## TEKS BACAAN
##############################

Tasawuf/Akhlak

Imam Al-Ghazali: Hakikat Cinta, Macamnya dan yang Berhak dicinta

Kam, 8 Juli 2021 | 09:00 WIB

Imam Al-Ghazali: Hakikat Cinta, Macamnya dan yang Berhak dicinta

Allah yang layak dicinta

Berbicara cinta, artinya berbicara sesuatu yang tidak akan pernah habis untuk dibahas. Bahkan, sejak zaman Nabi Adam ‘alaihissalâm sampai kelak hari kiamat datang, pembahasan tentang cinta tidak akan selesai. Setiap generasi mempunyai bahasan menarik dan pelik tentangnya.

##############################

## PETUNJUK TUGAS
Salin ulang bagian teks bacaan mulai dari "Tasawuf/Akhlak" dan berakhir pada "dan pelik tentangnya.", dengan mengganti "generasi" menjadi "angkatan".

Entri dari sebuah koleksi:
##############################

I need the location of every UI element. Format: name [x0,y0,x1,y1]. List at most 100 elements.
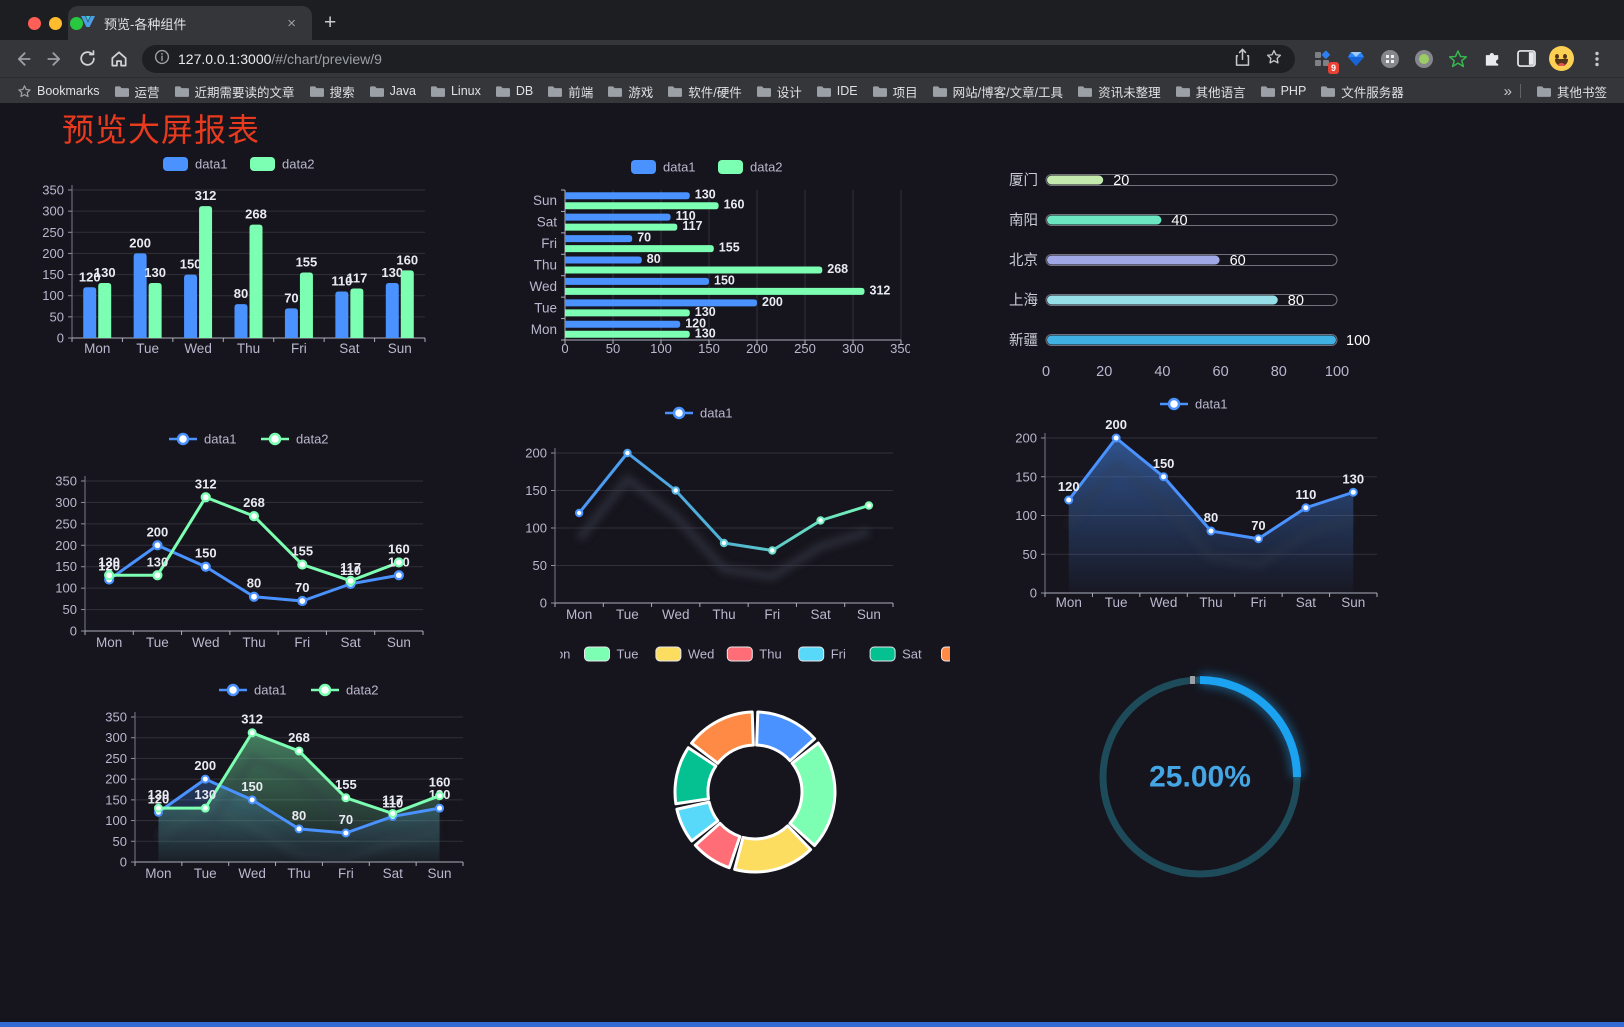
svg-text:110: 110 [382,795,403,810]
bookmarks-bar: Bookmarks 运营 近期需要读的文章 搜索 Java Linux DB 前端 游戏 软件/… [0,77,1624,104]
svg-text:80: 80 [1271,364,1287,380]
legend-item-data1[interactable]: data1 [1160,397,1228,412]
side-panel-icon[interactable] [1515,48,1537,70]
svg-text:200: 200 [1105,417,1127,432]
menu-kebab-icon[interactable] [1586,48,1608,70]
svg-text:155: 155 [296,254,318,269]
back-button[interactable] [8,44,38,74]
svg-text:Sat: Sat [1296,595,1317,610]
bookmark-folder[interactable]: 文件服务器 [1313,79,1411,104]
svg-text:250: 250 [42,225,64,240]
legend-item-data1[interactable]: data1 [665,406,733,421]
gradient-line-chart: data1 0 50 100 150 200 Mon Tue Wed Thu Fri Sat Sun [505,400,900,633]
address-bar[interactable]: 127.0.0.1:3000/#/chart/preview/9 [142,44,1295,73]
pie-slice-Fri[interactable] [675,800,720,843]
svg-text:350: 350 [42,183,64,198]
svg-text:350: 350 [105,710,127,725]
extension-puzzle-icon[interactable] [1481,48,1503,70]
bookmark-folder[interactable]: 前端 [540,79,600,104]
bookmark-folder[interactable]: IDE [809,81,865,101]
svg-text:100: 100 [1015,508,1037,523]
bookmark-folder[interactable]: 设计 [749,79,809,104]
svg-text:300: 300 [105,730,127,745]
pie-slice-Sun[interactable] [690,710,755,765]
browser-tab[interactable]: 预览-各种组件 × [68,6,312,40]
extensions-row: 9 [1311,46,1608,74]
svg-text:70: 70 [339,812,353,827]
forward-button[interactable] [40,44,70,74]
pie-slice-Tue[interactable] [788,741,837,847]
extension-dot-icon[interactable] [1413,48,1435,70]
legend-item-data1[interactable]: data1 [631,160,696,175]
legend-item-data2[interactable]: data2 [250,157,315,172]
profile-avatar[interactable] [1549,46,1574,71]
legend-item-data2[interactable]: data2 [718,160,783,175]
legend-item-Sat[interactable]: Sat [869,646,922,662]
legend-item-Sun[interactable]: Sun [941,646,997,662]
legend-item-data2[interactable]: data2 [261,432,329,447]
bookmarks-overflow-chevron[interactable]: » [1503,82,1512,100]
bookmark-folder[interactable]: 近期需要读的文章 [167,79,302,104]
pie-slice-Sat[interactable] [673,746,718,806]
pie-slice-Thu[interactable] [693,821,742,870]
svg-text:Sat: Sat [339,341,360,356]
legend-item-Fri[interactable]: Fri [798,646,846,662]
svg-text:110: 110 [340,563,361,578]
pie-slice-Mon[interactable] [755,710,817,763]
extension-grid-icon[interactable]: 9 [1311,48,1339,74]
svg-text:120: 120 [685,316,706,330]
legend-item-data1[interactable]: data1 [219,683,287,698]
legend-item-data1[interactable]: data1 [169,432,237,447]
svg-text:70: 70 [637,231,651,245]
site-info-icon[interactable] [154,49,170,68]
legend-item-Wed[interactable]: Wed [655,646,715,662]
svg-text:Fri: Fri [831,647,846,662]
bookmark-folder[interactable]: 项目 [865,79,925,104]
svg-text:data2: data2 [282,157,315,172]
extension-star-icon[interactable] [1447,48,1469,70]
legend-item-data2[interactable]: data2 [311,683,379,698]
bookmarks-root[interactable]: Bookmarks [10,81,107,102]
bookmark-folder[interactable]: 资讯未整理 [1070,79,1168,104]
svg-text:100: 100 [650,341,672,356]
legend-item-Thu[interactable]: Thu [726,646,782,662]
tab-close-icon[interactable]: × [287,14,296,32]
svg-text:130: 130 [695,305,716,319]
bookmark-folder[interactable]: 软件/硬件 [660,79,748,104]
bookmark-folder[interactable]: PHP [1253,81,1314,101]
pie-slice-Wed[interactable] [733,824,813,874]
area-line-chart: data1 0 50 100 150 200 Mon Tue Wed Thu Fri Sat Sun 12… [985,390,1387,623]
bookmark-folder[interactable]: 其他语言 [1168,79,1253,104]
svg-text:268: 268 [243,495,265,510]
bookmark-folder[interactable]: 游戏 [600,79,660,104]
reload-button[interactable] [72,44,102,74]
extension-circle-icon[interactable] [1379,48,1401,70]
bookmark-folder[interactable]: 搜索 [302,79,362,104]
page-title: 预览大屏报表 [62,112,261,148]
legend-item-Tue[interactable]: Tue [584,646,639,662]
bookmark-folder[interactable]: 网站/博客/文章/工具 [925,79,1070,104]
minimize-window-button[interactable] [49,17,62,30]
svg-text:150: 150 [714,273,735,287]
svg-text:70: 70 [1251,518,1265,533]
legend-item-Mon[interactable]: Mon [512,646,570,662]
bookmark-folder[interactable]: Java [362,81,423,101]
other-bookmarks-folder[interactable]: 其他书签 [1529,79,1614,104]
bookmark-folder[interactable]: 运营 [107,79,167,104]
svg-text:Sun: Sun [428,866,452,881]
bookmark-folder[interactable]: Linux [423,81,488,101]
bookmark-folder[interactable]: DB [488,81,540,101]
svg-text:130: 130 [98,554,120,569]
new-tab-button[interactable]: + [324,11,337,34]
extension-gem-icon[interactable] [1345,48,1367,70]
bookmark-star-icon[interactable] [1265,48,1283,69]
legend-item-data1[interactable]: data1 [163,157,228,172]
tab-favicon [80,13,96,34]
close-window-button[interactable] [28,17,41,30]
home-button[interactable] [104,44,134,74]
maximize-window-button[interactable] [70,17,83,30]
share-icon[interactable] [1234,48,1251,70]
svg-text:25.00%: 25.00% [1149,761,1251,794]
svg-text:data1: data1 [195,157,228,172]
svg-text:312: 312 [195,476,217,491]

##############################

## JAWABAN TERTULIS
Tasawuf/Akhlak

Imam Al-Ghazali: Hakikat Cinta, Macamnya dan yang Berhak dicinta

Kam, 8 Juli 2021 | 09:00 WIB

Imam Al-Ghazali: Hakikat Cinta, Macamnya dan yang Berhak dicinta

Allah yang layak dicinta

Berbicara cinta, artinya berbicara sesuatu yang tidak akan pernah habis untuk dibahas. Bahkan, sejak zaman Nabi Adam ‘alaihissalâm sampai kelak hari kiamat datang, pembahasan tentang cinta tidak akan selesai. Setiap angkatan mempunyai bahasan menarik dan pelik tentangnya.